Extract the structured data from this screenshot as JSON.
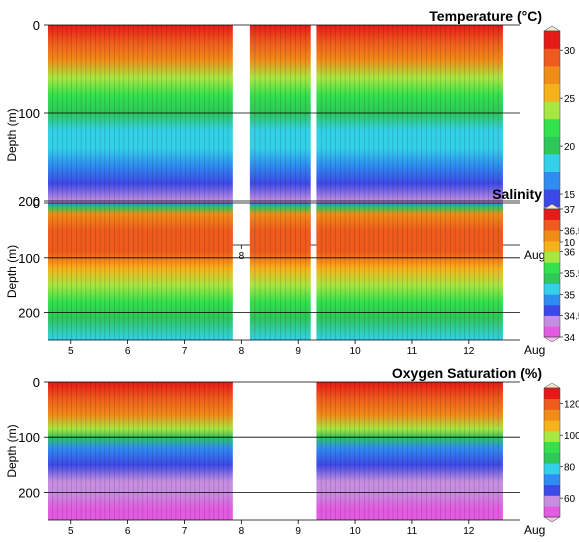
{
  "chart_data": [
    {
      "type": "heatmap",
      "title": "Temperature (°C)",
      "ylabel": "Depth (m)",
      "x_unit_label": "Aug",
      "xticks": [
        "5",
        "6",
        "7",
        "8",
        "9",
        "10",
        "11",
        "12"
      ],
      "yticks": [
        "0",
        "100",
        "200"
      ],
      "ylim": [
        250,
        0
      ],
      "xlim": [
        4.6,
        12.9
      ],
      "coverage_days": [
        [
          4.6,
          7.85
        ],
        [
          8.15,
          9.22
        ],
        [
          9.32,
          12.6
        ]
      ],
      "colorbar": {
        "ticks": [
          "10",
          "15",
          "20",
          "25",
          "30"
        ],
        "range": [
          10,
          32
        ]
      },
      "depth_profile": [
        {
          "depth": 0,
          "value": 31
        },
        {
          "depth": 20,
          "value": 30
        },
        {
          "depth": 40,
          "value": 27
        },
        {
          "depth": 60,
          "value": 24
        },
        {
          "depth": 80,
          "value": 22
        },
        {
          "depth": 100,
          "value": 20.5
        },
        {
          "depth": 120,
          "value": 19
        },
        {
          "depth": 140,
          "value": 17.5
        },
        {
          "depth": 160,
          "value": 16
        },
        {
          "depth": 180,
          "value": 14.5
        },
        {
          "depth": 200,
          "value": 13.5
        },
        {
          "depth": 220,
          "value": 12.5
        },
        {
          "depth": 250,
          "value": 11
        }
      ]
    },
    {
      "type": "heatmap",
      "title": "Salinity",
      "ylabel": "Depth (m)",
      "x_unit_label": "Aug",
      "xticks": [
        "5",
        "6",
        "7",
        "8",
        "9",
        "10",
        "11",
        "12"
      ],
      "yticks": [
        "0",
        "100",
        "200"
      ],
      "ylim": [
        250,
        0
      ],
      "xlim": [
        4.6,
        12.9
      ],
      "coverage_days": [
        [
          4.6,
          7.85
        ],
        [
          8.15,
          9.22
        ],
        [
          9.32,
          12.6
        ]
      ],
      "colorbar": {
        "ticks": [
          "34",
          "34.5",
          "35",
          "35.5",
          "36",
          "36.5",
          "37"
        ],
        "range": [
          34,
          37
        ]
      },
      "depth_profile": [
        {
          "depth": 0,
          "value": 34.8
        },
        {
          "depth": 8,
          "value": 35.4
        },
        {
          "depth": 20,
          "value": 36.4
        },
        {
          "depth": 50,
          "value": 36.6
        },
        {
          "depth": 90,
          "value": 36.6
        },
        {
          "depth": 120,
          "value": 36.2
        },
        {
          "depth": 150,
          "value": 35.9
        },
        {
          "depth": 180,
          "value": 35.6
        },
        {
          "depth": 210,
          "value": 35.35
        },
        {
          "depth": 250,
          "value": 35.2
        }
      ]
    },
    {
      "type": "heatmap",
      "title": "Oxygen Saturation (%)",
      "ylabel": "Depth (m)",
      "x_unit_label": "Aug",
      "xticks": [
        "5",
        "6",
        "7",
        "8",
        "9",
        "10",
        "11",
        "12"
      ],
      "yticks": [
        "0",
        "100",
        "200"
      ],
      "ylim": [
        250,
        0
      ],
      "xlim": [
        4.6,
        12.9
      ],
      "coverage_days": [
        [
          4.6,
          7.85
        ],
        [
          9.32,
          12.6
        ]
      ],
      "colorbar": {
        "ticks": [
          "60",
          "80",
          "100",
          "120"
        ],
        "range": [
          48,
          130
        ]
      },
      "depth_profile": [
        {
          "depth": 0,
          "value": 126
        },
        {
          "depth": 30,
          "value": 122
        },
        {
          "depth": 60,
          "value": 113
        },
        {
          "depth": 85,
          "value": 100
        },
        {
          "depth": 100,
          "value": 87
        },
        {
          "depth": 120,
          "value": 75
        },
        {
          "depth": 150,
          "value": 64
        },
        {
          "depth": 180,
          "value": 60
        },
        {
          "depth": 200,
          "value": 57
        },
        {
          "depth": 230,
          "value": 52
        },
        {
          "depth": 250,
          "value": 50
        }
      ]
    }
  ]
}
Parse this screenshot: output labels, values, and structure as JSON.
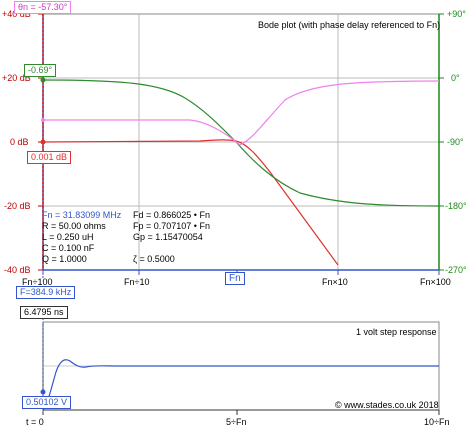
{
  "bode": {
    "title": "Bode plot (with phase delay referenced to Fn)",
    "y_left_ticks": [
      "+40 dB",
      "+20 dB",
      "0 dB",
      "-20 dB",
      "-40 dB"
    ],
    "y_right_ticks": [
      "+90°",
      "0°",
      "-90°",
      "-180°",
      "-270°"
    ],
    "x_ticks": [
      "Fn÷100",
      "Fn÷10",
      "Fn",
      "Fn×10",
      "Fn×100"
    ],
    "phase_cursor": "θn = -57.30°",
    "marker_green": "-0.69°",
    "marker_red": "0.001 dB",
    "freq_readout": "F=384.9 kHz",
    "params_left": [
      "Fn  =  31.83099 MHz",
      "R    =  50.00 ohms",
      "L    =  0.250 uH",
      "C    =  0.100 nF",
      "Q    =  1.0000"
    ],
    "params_right": [
      "Fd   =  0.866025 • Fn",
      "Fp   =  0.707107 • Fn",
      "Gp   =  1.15470054",
      "",
      "ζ     =  0.5000"
    ],
    "colors": {
      "gain": "#e03030",
      "phase": "#2e8b2e",
      "delay": "#ee82ee",
      "axis_left": "#c00000",
      "axis_right": "#1a8a1a",
      "axis_bottom": "#3355cc"
    }
  },
  "step": {
    "title": "1 volt step response",
    "time_readout": "6.4795 ns",
    "value_readout": "0.50102 V",
    "x_ticks": [
      "t = 0",
      "5÷Fn",
      "10÷Fn"
    ],
    "copyright": "© www.stades.co.uk 2018"
  }
}
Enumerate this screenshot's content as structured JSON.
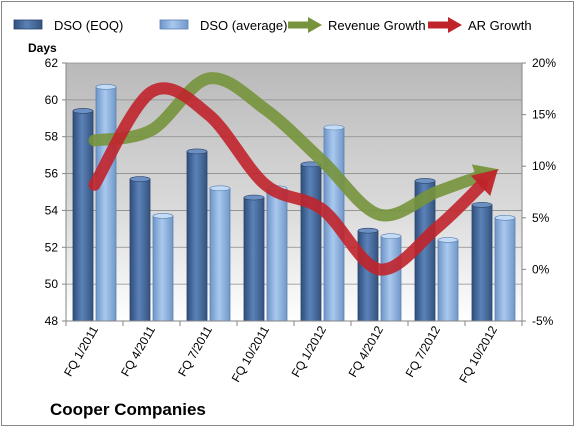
{
  "chart_data": {
    "type": "bar",
    "title": "Cooper Companies",
    "y_left_label": "Days",
    "ylim_left": [
      48,
      62
    ],
    "ylim_right": [
      -5,
      20
    ],
    "left_ticks": [
      "48",
      "50",
      "52",
      "54",
      "56",
      "58",
      "60",
      "62"
    ],
    "right_ticks": [
      "-5%",
      "0%",
      "5%",
      "10%",
      "15%",
      "20%"
    ],
    "categories": [
      "FQ 1/2011",
      "FQ 4/2011",
      "FQ 7/2011",
      "FQ 10/2011",
      "FQ 1/2012",
      "FQ 4/2012",
      "FQ 7/2012",
      "FQ 10/2012"
    ],
    "series": [
      {
        "name": "DSO (EOQ)",
        "kind": "bar",
        "axis": "left",
        "color": "#4a6fa5",
        "values": [
          59.4,
          55.7,
          57.2,
          54.7,
          56.5,
          52.9,
          55.6,
          54.3
        ]
      },
      {
        "name": "DSO (average)",
        "kind": "bar",
        "axis": "left",
        "color": "#8fb4e3",
        "values": [
          60.7,
          53.7,
          55.2,
          55.2,
          58.5,
          52.6,
          52.4,
          53.6
        ]
      },
      {
        "name": "Revenue Growth",
        "kind": "line",
        "axis": "right",
        "color": "#77933c",
        "values": [
          12.5,
          13.5,
          18.5,
          15.5,
          10.5,
          5.3,
          7.5,
          9.5
        ]
      },
      {
        "name": "AR Growth",
        "kind": "line",
        "axis": "right",
        "color": "#c0242b",
        "values": [
          8.2,
          17.2,
          15.0,
          8.2,
          5.8,
          0.0,
          4.0,
          9.3
        ]
      }
    ],
    "legend": [
      {
        "label": "DSO (EOQ)",
        "kind": "bar",
        "color": "#4a6fa5"
      },
      {
        "label": "DSO (average)",
        "kind": "bar",
        "color": "#8fb4e3"
      },
      {
        "label": "Revenue Growth",
        "kind": "arrow",
        "color": "#77933c"
      },
      {
        "label": "AR Growth",
        "kind": "arrow",
        "color": "#c0242b"
      }
    ],
    "legend_position": "top",
    "grid": true
  }
}
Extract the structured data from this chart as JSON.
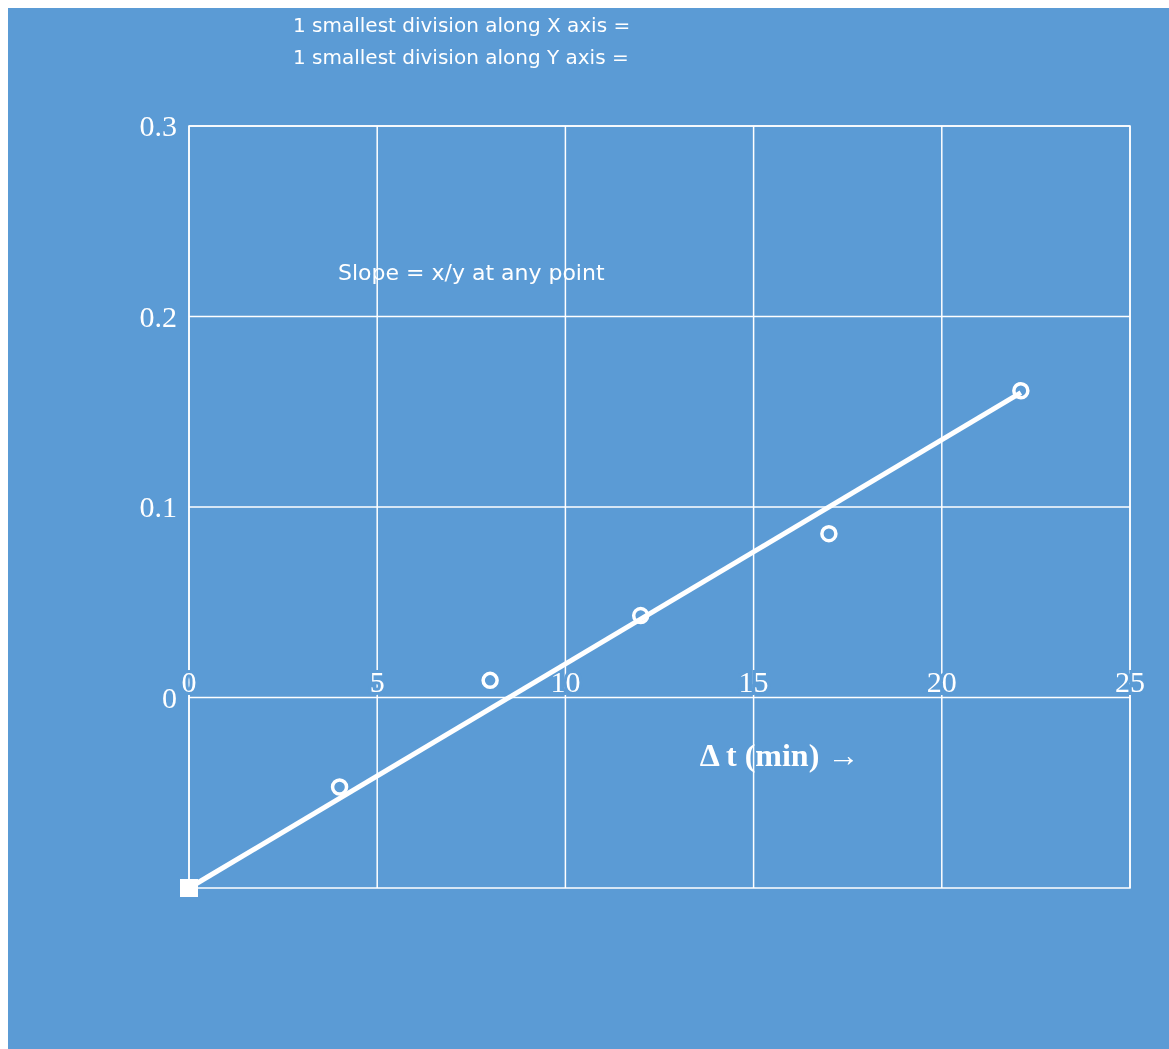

Directions: Leaving aside the images, write out the entries above word for word.

Response to the exercise:
Extract the structured data from this screenshot as JSON.
{
  "chart_data": [
    {
      "type": "heatmap",
      "title": "Temperature (°C)",
      "ylabel": "Depth (m)",
      "x_unit_label": "Aug",
      "xticks": [
        "5",
        "6",
        "7",
        "8",
        "9",
        "10",
        "11",
        "12"
      ],
      "yticks": [
        "0",
        "100",
        "200"
      ],
      "ylim": [
        250,
        0
      ],
      "xlim": [
        4.6,
        12.9
      ],
      "coverage_days": [
        [
          4.6,
          7.85
        ],
        [
          8.15,
          9.22
        ],
        [
          9.32,
          12.6
        ]
      ],
      "colorbar": {
        "ticks": [
          "10",
          "15",
          "20",
          "25",
          "30"
        ],
        "range": [
          10,
          32
        ]
      },
      "depth_profile": [
        {
          "depth": 0,
          "value": 31
        },
        {
          "depth": 20,
          "value": 30
        },
        {
          "depth": 40,
          "value": 27
        },
        {
          "depth": 60,
          "value": 24
        },
        {
          "depth": 80,
          "value": 22
        },
        {
          "depth": 100,
          "value": 20.5
        },
        {
          "depth": 120,
          "value": 19
        },
        {
          "depth": 140,
          "value": 17.5
        },
        {
          "depth": 160,
          "value": 16
        },
        {
          "depth": 180,
          "value": 14.5
        },
        {
          "depth": 200,
          "value": 13.5
        },
        {
          "depth": 220,
          "value": 12.5
        },
        {
          "depth": 250,
          "value": 11
        }
      ]
    },
    {
      "type": "heatmap",
      "title": "Salinity",
      "ylabel": "Depth (m)",
      "x_unit_label": "Aug",
      "xticks": [
        "5",
        "6",
        "7",
        "8",
        "9",
        "10",
        "11",
        "12"
      ],
      "yticks": [
        "0",
        "100",
        "200"
      ],
      "ylim": [
        250,
        0
      ],
      "xlim": [
        4.6,
        12.9
      ],
      "coverage_days": [
        [
          4.6,
          7.85
        ],
        [
          8.15,
          9.22
        ],
        [
          9.32,
          12.6
        ]
      ],
      "colorbar": {
        "ticks": [
          "34",
          "34.5",
          "35",
          "35.5",
          "36",
          "36.5",
          "37"
        ],
        "range": [
          34,
          37
        ]
      },
      "depth_profile": [
        {
          "depth": 0,
          "value": 34.8
        },
        {
          "depth": 8,
          "value": 35.4
        },
        {
          "depth": 20,
          "value": 36.4
        },
        {
          "depth": 50,
          "value": 36.6
        },
        {
          "depth": 90,
          "value": 36.6
        },
        {
          "depth": 120,
          "value": 36.2
        },
        {
          "depth": 150,
          "value": 35.9
        },
        {
          "depth": 180,
          "value": 35.6
        },
        {
          "depth": 210,
          "value": 35.35
        },
        {
          "depth": 250,
          "value": 35.2
        }
      ]
    },
    {
      "type": "heatmap",
      "title": "Oxygen Saturation (%)",
      "ylabel": "Depth (m)",
      "x_unit_label": "Aug",
      "xticks": [
        "5",
        "6",
        "7",
        "8",
        "9",
        "10",
        "11",
        "12"
      ],
      "yticks": [
        "0",
        "100",
        "200"
      ],
      "ylim": [
        250,
        0
      ],
      "xlim": [
        4.6,
        12.9
      ],
      "coverage_days": [
        [
          4.6,
          7.85
        ],
        [
          9.32,
          12.6
        ]
      ],
      "colorbar": {
        "ticks": [
          "60",
          "80",
          "100",
          "120"
        ],
        "range": [
          48,
          130
        ]
      },
      "depth_profile": [
        {
          "depth": 0,
          "value": 126
        },
        {
          "depth": 30,
          "value": 122
        },
        {
          "depth": 60,
          "value": 113
        },
        {
          "depth": 85,
          "value": 100
        },
        {
          "depth": 100,
          "value": 87
        },
        {
          "depth": 120,
          "value": 75
        },
        {
          "depth": 150,
          "value": 64
        },
        {
          "depth": 180,
          "value": 60
        },
        {
          "depth": 200,
          "value": 57
        },
        {
          "depth": 230,
          "value": 52
        },
        {
          "depth": 250,
          "value": 50
        }
      ]
    }
  ]
}
Parse this screenshot: output labels, values, and structure as JSON.
{
  "bode": {
    "title": "Bode plot (with phase delay referenced to Fn)",
    "y_left_ticks": [
      "+40 dB",
      "+20 dB",
      "0 dB",
      "-20 dB",
      "-40 dB"
    ],
    "y_right_ticks": [
      "+90°",
      "0°",
      "-90°",
      "-180°",
      "-270°"
    ],
    "x_ticks": [
      "Fn÷100",
      "Fn÷10",
      "Fn",
      "Fn×10",
      "Fn×100"
    ],
    "phase_cursor": "θn = -57.30°",
    "marker_green": "-0.69°",
    "marker_red": "0.001 dB",
    "freq_readout": "F=384.9 kHz",
    "params_left": [
      "Fn  =  31.83099 MHz",
      "R    =  50.00 ohms",
      "L    =  0.250 uH",
      "C    =  0.100 nF",
      "Q    =  1.0000"
    ],
    "params_right": [
      "Fd   =  0.866025 • Fn",
      "Fp   =  0.707107 • Fn",
      "Gp   =  1.15470054",
      "",
      "ζ     =  0.5000"
    ],
    "colors": {
      "gain": "#e03030",
      "phase": "#2e8b2e",
      "delay": "#ee82ee",
      "axis_left": "#c00000",
      "axis_right": "#1a8a1a",
      "axis_bottom": "#3355cc"
    }
  },
  "step": {
    "title": "1 volt step response",
    "time_readout": "6.4795 ns",
    "value_readout": "0.50102 V",
    "x_ticks": [
      "t = 0",
      "5÷Fn",
      "10÷Fn"
    ],
    "copyright": "© www.stades.co.uk 2018"
  }
}
Enumerate this screenshot's content as structured JSON.
{
  "chart_data": {
    "type": "bar",
    "title": "Cooper Companies",
    "y_left_label": "Days",
    "ylim_left": [
      48,
      62
    ],
    "ylim_right": [
      -5,
      20
    ],
    "left_ticks": [
      "48",
      "50",
      "52",
      "54",
      "56",
      "58",
      "60",
      "62"
    ],
    "right_ticks": [
      "-5%",
      "0%",
      "5%",
      "10%",
      "15%",
      "20%"
    ],
    "categories": [
      "FQ 1/2011",
      "FQ 4/2011",
      "FQ 7/2011",
      "FQ 10/2011",
      "FQ 1/2012",
      "FQ 4/2012",
      "FQ 7/2012",
      "FQ 10/2012"
    ],
    "series": [
      {
        "name": "DSO (EOQ)",
        "kind": "bar",
        "axis": "left",
        "color": "#4a6fa5",
        "values": [
          59.4,
          55.7,
          57.2,
          54.7,
          56.5,
          52.9,
          55.6,
          54.3
        ]
      },
      {
        "name": "DSO (average)",
        "kind": "bar",
        "axis": "left",
        "color": "#8fb4e3",
        "values": [
          60.7,
          53.7,
          55.2,
          55.2,
          58.5,
          52.6,
          52.4,
          53.6
        ]
      },
      {
        "name": "Revenue Growth",
        "kind": "line",
        "axis": "right",
        "color": "#77933c",
        "values": [
          12.5,
          13.5,
          18.5,
          15.5,
          10.5,
          5.3,
          7.5,
          9.5
        ]
      },
      {
        "name": "AR Growth",
        "kind": "line",
        "axis": "right",
        "color": "#c0242b",
        "values": [
          8.2,
          17.2,
          15.0,
          8.2,
          5.8,
          0.0,
          4.0,
          9.3
        ]
      }
    ],
    "legend": [
      {
        "label": "DSO (EOQ)",
        "kind": "bar",
        "color": "#4a6fa5"
      },
      {
        "label": "DSO (average)",
        "kind": "bar",
        "color": "#8fb4e3"
      },
      {
        "label": "Revenue Growth",
        "kind": "arrow",
        "color": "#77933c"
      },
      {
        "label": "AR Growth",
        "kind": "arrow",
        "color": "#c0242b"
      }
    ],
    "legend_position": "top",
    "grid": true
  }
}
Extract the structured data from this chart as JSON.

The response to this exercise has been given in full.